§ Aim: Will you output the entries below exactly, skipping every image they contain?

[Dataset records]
────────────────────────────────────────

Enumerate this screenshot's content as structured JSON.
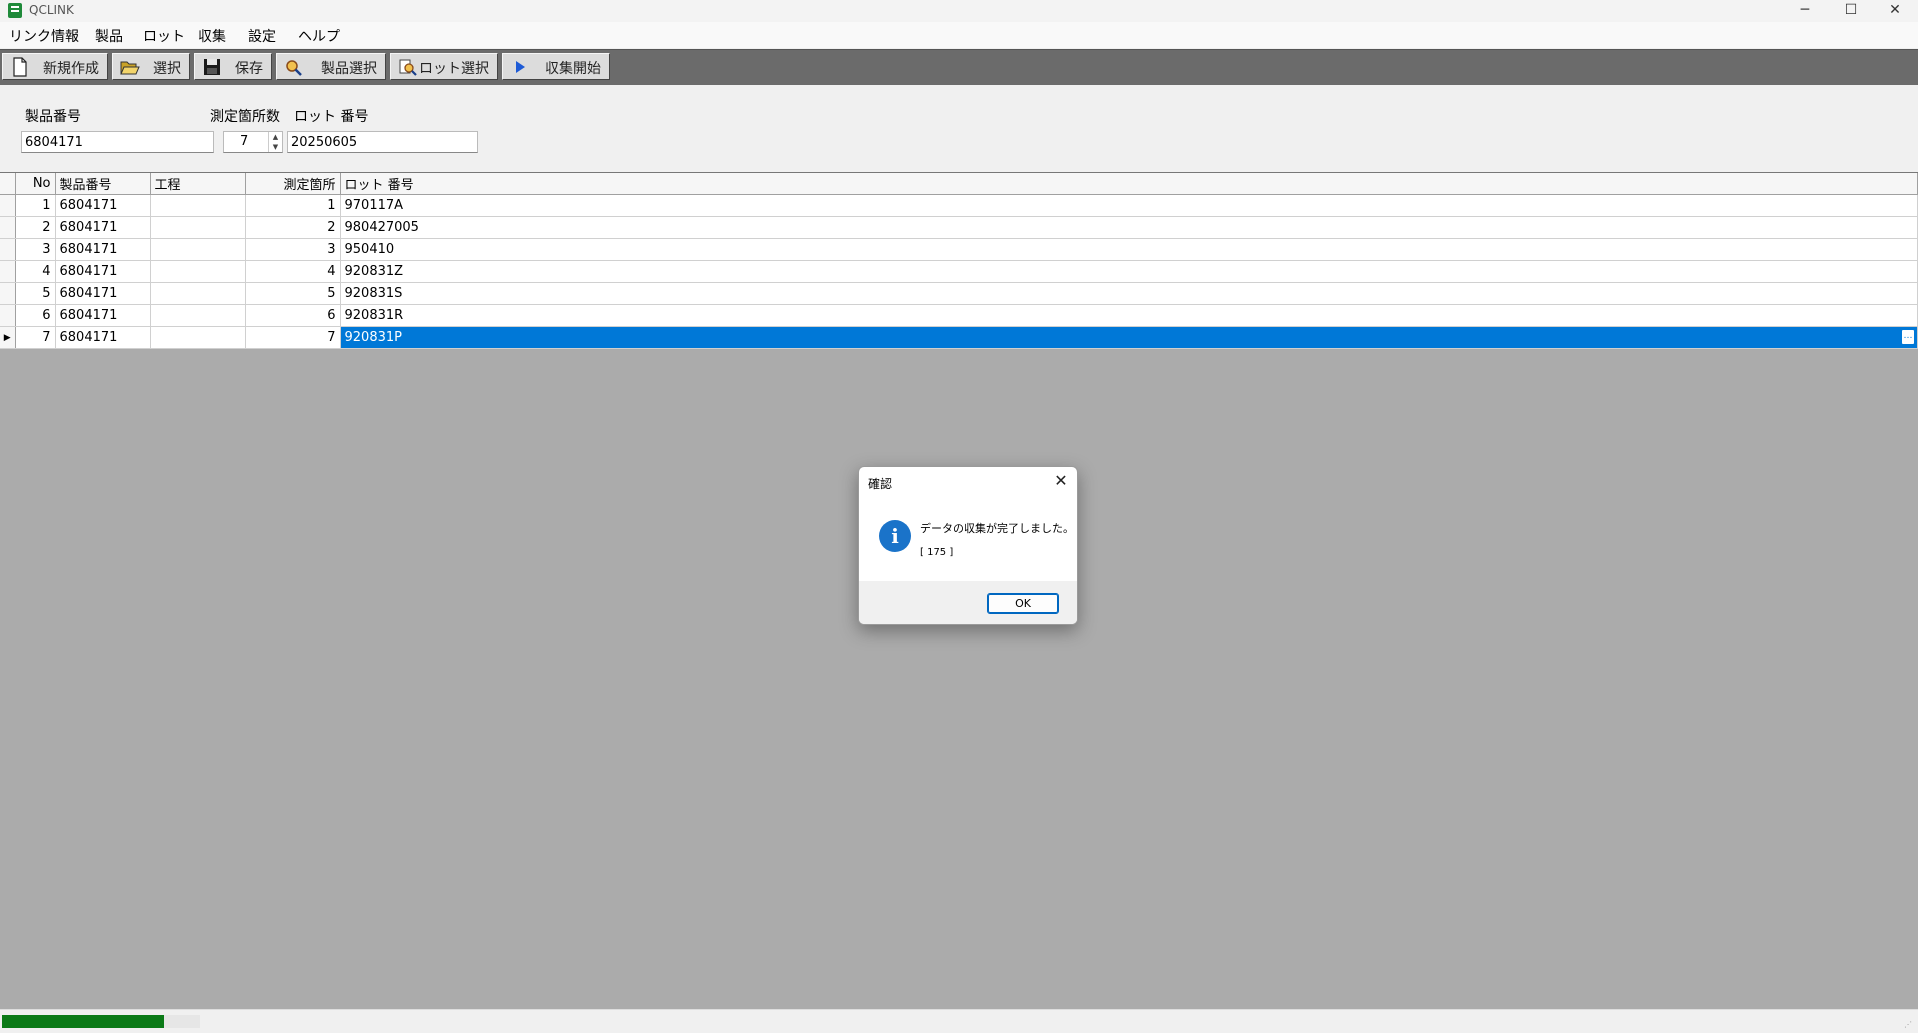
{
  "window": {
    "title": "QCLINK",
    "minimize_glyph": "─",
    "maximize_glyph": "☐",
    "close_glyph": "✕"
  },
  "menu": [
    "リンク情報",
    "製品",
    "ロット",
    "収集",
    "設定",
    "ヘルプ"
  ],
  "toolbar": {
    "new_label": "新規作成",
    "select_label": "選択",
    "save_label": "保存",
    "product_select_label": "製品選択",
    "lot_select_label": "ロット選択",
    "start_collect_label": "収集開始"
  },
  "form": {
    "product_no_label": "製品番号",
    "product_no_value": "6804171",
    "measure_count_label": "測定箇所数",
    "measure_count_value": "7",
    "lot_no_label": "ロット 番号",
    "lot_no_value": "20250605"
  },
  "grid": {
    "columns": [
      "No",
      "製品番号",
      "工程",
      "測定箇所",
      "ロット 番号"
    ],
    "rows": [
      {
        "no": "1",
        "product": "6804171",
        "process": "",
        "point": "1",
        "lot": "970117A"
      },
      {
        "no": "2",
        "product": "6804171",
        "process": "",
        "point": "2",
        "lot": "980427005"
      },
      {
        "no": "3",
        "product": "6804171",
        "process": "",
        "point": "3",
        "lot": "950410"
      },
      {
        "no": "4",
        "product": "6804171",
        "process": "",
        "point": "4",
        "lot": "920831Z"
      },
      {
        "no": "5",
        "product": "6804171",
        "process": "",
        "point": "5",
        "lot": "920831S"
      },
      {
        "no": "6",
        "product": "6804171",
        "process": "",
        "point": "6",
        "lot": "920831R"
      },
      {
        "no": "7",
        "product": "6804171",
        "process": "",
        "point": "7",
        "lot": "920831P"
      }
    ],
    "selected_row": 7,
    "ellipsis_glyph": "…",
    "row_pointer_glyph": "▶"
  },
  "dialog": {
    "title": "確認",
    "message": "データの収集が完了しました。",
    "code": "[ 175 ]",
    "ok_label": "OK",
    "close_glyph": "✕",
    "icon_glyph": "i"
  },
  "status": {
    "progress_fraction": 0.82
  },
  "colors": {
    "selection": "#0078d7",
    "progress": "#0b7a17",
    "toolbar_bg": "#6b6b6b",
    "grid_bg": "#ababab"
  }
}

────────────────────────────────────────

§ Output for this task:
Enumerate this screenshot's content as structured JSON.
{
  "window": {
    "title": "QCLINK",
    "minimize_glyph": "─",
    "maximize_glyph": "☐",
    "close_glyph": "✕"
  },
  "menu": [
    "リンク情報",
    "製品",
    "ロット",
    "収集",
    "設定",
    "ヘルプ"
  ],
  "toolbar": {
    "new_label": "新規作成",
    "select_label": "選択",
    "save_label": "保存",
    "product_select_label": "製品選択",
    "lot_select_label": "ロット選択",
    "start_collect_label": "収集開始"
  },
  "form": {
    "product_no_label": "製品番号",
    "product_no_value": "6804171",
    "measure_count_label": "測定箇所数",
    "measure_count_value": "7",
    "lot_no_label": "ロット 番号",
    "lot_no_value": "20250605"
  },
  "grid": {
    "columns": [
      "No",
      "製品番号",
      "工程",
      "測定箇所",
      "ロット 番号"
    ],
    "rows": [
      {
        "no": "1",
        "product": "6804171",
        "process": "",
        "point": "1",
        "lot": "970117A"
      },
      {
        "no": "2",
        "product": "6804171",
        "process": "",
        "point": "2",
        "lot": "980427005"
      },
      {
        "no": "3",
        "product": "6804171",
        "process": "",
        "point": "3",
        "lot": "950410"
      },
      {
        "no": "4",
        "product": "6804171",
        "process": "",
        "point": "4",
        "lot": "920831Z"
      },
      {
        "no": "5",
        "product": "6804171",
        "process": "",
        "point": "5",
        "lot": "920831S"
      },
      {
        "no": "6",
        "product": "6804171",
        "process": "",
        "point": "6",
        "lot": "920831R"
      },
      {
        "no": "7",
        "product": "6804171",
        "process": "",
        "point": "7",
        "lot": "920831P"
      }
    ],
    "selected_row": 7,
    "ellipsis_glyph": "…",
    "row_pointer_glyph": "▶"
  },
  "dialog": {
    "title": "確認",
    "message": "データの収集が完了しました。",
    "code": "[ 175 ]",
    "ok_label": "OK",
    "close_glyph": "✕",
    "icon_glyph": "i"
  },
  "status": {
    "progress_fraction": 0.82
  },
  "colors": {
    "selection": "#0078d7",
    "progress": "#0b7a17",
    "toolbar_bg": "#6b6b6b",
    "grid_bg": "#ababab"
  }
}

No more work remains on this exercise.